**TO BE DONE:**
Report all lines from the entries below in which "this" appears.

**SUPPLIED DATA:**
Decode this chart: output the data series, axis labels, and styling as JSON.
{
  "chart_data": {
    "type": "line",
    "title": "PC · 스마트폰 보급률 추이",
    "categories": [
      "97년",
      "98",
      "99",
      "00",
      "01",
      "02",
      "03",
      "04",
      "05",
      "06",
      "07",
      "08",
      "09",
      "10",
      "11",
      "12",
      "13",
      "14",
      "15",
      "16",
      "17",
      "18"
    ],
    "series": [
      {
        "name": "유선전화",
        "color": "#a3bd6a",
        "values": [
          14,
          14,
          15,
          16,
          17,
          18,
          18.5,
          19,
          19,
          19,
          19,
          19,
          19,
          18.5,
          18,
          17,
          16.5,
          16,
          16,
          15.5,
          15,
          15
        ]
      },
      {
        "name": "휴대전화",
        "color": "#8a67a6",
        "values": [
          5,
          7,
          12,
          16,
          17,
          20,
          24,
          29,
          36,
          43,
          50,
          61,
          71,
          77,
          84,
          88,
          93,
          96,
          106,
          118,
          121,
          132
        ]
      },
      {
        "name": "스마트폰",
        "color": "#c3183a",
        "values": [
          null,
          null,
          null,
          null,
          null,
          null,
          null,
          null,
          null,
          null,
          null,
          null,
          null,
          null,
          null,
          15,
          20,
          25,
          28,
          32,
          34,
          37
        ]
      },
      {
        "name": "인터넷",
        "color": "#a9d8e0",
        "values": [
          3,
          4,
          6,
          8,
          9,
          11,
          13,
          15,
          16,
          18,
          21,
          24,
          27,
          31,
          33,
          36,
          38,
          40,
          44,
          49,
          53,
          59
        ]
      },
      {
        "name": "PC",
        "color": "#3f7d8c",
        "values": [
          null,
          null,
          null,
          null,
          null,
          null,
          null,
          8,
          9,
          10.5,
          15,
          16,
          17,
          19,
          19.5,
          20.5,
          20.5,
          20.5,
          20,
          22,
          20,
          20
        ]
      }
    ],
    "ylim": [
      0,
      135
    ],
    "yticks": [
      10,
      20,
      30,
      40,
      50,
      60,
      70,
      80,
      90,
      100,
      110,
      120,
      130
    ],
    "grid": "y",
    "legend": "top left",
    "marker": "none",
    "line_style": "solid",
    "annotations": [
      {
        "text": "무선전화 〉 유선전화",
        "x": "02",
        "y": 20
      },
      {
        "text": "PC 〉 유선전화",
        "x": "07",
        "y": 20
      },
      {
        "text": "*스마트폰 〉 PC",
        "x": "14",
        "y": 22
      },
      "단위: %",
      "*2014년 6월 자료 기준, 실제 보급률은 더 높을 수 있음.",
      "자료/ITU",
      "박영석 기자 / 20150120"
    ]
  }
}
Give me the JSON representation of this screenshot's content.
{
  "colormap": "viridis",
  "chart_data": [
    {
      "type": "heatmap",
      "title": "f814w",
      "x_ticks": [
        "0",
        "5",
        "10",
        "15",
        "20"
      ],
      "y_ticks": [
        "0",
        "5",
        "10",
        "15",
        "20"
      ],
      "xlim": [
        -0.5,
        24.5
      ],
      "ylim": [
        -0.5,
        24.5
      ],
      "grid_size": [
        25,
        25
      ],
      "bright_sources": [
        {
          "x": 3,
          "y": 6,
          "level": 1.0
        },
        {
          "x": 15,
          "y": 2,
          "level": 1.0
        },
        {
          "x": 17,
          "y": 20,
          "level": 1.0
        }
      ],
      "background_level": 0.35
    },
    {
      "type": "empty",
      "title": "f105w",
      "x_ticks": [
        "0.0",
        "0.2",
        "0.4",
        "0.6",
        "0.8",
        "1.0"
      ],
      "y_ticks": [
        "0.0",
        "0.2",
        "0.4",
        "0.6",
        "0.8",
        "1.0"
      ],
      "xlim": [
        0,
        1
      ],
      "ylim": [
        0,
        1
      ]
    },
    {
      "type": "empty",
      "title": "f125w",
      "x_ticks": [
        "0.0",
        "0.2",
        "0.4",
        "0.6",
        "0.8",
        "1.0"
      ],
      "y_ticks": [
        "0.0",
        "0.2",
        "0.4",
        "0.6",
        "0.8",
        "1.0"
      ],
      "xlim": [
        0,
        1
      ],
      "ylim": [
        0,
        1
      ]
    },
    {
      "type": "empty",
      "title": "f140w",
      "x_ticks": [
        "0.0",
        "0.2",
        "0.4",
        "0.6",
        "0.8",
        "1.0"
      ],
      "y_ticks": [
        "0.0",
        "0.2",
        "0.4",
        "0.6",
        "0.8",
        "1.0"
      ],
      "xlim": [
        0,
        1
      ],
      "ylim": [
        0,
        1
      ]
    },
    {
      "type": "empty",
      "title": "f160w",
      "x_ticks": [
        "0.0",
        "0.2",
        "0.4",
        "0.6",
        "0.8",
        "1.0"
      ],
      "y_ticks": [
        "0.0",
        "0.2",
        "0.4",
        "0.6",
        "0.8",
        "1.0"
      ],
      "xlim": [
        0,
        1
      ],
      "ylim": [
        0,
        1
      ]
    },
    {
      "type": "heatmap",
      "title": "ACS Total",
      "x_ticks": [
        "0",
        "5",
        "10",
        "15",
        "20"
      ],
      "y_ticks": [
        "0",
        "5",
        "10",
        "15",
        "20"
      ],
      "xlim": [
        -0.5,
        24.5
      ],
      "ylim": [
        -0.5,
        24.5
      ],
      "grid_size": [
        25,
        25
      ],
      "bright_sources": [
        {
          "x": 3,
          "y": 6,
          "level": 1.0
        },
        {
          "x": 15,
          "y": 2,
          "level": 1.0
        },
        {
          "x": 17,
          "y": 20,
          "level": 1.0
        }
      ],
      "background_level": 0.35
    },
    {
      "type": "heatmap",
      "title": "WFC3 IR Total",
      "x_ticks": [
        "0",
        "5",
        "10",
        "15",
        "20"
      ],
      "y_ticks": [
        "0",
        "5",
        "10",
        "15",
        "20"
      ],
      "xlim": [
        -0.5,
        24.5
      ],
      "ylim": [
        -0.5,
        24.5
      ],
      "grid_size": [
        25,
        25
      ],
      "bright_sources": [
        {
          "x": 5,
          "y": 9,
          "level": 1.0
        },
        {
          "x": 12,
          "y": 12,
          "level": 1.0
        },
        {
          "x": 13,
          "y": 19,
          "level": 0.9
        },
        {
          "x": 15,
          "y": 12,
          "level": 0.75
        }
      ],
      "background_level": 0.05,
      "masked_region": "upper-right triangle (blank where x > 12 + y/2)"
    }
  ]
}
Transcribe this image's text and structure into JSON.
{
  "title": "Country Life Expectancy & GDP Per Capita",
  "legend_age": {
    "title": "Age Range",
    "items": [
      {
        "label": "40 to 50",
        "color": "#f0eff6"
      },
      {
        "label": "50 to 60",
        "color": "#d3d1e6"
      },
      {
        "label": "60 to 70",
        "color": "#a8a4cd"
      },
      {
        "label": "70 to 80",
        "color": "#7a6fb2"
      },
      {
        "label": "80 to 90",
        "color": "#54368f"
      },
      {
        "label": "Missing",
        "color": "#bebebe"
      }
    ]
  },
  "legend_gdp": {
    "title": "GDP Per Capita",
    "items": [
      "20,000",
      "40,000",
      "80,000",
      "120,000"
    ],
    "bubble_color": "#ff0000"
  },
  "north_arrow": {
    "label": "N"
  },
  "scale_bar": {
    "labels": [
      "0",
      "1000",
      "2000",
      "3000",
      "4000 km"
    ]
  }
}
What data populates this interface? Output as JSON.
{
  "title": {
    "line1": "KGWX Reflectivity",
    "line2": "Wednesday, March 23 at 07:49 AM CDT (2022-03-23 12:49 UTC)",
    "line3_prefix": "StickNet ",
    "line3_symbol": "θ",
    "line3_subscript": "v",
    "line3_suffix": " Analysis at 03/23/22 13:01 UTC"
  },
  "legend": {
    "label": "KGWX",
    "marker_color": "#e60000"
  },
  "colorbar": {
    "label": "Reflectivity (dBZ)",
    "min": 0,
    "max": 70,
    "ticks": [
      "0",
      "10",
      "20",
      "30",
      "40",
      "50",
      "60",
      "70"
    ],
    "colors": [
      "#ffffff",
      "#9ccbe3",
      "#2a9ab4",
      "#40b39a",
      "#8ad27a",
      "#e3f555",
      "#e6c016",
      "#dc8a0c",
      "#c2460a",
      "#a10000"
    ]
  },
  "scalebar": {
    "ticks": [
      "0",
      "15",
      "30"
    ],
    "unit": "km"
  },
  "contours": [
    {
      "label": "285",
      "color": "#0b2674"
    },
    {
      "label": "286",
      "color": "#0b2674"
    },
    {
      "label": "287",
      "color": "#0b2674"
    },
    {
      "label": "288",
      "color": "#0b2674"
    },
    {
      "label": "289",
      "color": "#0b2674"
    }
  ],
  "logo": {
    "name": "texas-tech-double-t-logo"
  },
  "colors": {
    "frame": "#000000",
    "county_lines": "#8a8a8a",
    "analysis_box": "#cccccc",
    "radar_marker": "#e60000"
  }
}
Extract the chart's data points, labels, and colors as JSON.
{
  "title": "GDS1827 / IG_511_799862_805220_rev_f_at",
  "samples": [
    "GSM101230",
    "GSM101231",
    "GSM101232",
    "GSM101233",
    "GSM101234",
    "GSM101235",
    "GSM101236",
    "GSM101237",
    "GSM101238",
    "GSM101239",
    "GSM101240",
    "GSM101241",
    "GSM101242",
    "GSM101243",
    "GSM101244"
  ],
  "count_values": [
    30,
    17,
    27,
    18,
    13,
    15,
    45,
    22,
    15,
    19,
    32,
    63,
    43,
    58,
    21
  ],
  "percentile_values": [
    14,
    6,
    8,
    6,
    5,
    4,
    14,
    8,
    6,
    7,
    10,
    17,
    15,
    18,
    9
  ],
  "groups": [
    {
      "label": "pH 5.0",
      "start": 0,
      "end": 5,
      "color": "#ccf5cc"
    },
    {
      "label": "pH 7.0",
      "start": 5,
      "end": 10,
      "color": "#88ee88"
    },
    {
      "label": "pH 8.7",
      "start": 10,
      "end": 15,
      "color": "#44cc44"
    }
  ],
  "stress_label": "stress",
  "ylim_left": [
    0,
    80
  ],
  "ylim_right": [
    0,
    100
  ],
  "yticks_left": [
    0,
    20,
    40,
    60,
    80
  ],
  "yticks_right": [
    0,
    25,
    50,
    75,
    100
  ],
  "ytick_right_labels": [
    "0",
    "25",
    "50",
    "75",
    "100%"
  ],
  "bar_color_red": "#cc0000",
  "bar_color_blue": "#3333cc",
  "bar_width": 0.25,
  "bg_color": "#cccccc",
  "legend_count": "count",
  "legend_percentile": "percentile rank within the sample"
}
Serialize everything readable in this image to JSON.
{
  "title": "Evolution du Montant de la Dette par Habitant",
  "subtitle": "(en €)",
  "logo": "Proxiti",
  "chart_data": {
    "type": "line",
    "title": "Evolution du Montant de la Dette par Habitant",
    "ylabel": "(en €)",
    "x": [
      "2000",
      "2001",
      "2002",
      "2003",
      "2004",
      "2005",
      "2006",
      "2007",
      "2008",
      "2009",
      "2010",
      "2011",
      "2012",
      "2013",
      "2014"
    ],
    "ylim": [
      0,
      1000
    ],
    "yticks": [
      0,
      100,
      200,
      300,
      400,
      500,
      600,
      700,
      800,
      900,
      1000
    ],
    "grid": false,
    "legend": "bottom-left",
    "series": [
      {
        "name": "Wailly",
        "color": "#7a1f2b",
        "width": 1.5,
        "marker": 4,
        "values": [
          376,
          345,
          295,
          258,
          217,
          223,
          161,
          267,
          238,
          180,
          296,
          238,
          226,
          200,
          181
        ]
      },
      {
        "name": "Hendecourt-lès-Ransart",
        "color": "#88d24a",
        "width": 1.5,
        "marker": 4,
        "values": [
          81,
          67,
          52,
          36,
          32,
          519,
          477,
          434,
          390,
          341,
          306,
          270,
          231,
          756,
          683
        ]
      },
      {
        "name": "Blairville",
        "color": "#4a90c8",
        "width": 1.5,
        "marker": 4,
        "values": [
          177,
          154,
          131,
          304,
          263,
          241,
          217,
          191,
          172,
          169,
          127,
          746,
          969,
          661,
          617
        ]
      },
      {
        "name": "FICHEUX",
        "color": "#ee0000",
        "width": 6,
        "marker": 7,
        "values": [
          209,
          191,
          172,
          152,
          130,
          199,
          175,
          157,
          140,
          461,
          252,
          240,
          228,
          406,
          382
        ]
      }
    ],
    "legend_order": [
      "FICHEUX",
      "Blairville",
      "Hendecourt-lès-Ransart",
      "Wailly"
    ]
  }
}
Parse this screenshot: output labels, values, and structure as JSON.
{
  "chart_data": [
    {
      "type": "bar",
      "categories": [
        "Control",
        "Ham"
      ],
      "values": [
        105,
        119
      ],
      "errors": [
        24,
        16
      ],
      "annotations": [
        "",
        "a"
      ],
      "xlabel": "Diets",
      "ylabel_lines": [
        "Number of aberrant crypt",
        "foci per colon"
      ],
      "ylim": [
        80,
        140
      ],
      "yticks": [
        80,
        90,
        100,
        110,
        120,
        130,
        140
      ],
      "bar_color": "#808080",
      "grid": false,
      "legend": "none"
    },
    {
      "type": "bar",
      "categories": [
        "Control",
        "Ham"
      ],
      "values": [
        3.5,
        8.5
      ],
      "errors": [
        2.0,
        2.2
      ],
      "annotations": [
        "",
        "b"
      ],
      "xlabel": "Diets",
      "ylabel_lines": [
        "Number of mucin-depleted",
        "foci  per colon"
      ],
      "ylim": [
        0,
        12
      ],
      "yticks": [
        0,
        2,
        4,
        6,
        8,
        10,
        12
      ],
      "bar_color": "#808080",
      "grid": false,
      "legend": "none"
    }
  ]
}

**WORKED SOLUTION:**
Decode this chart: output the data series, axis labels, and styling as JSON.
Give me the JSON representation of this screenshot's content.
Transcribe this image's text and structure into JSON.
What data populates this interface? Output as JSON.
Serialize everything readable in this image to JSON.
Parse this screenshot: output labels, values, and structure as JSON.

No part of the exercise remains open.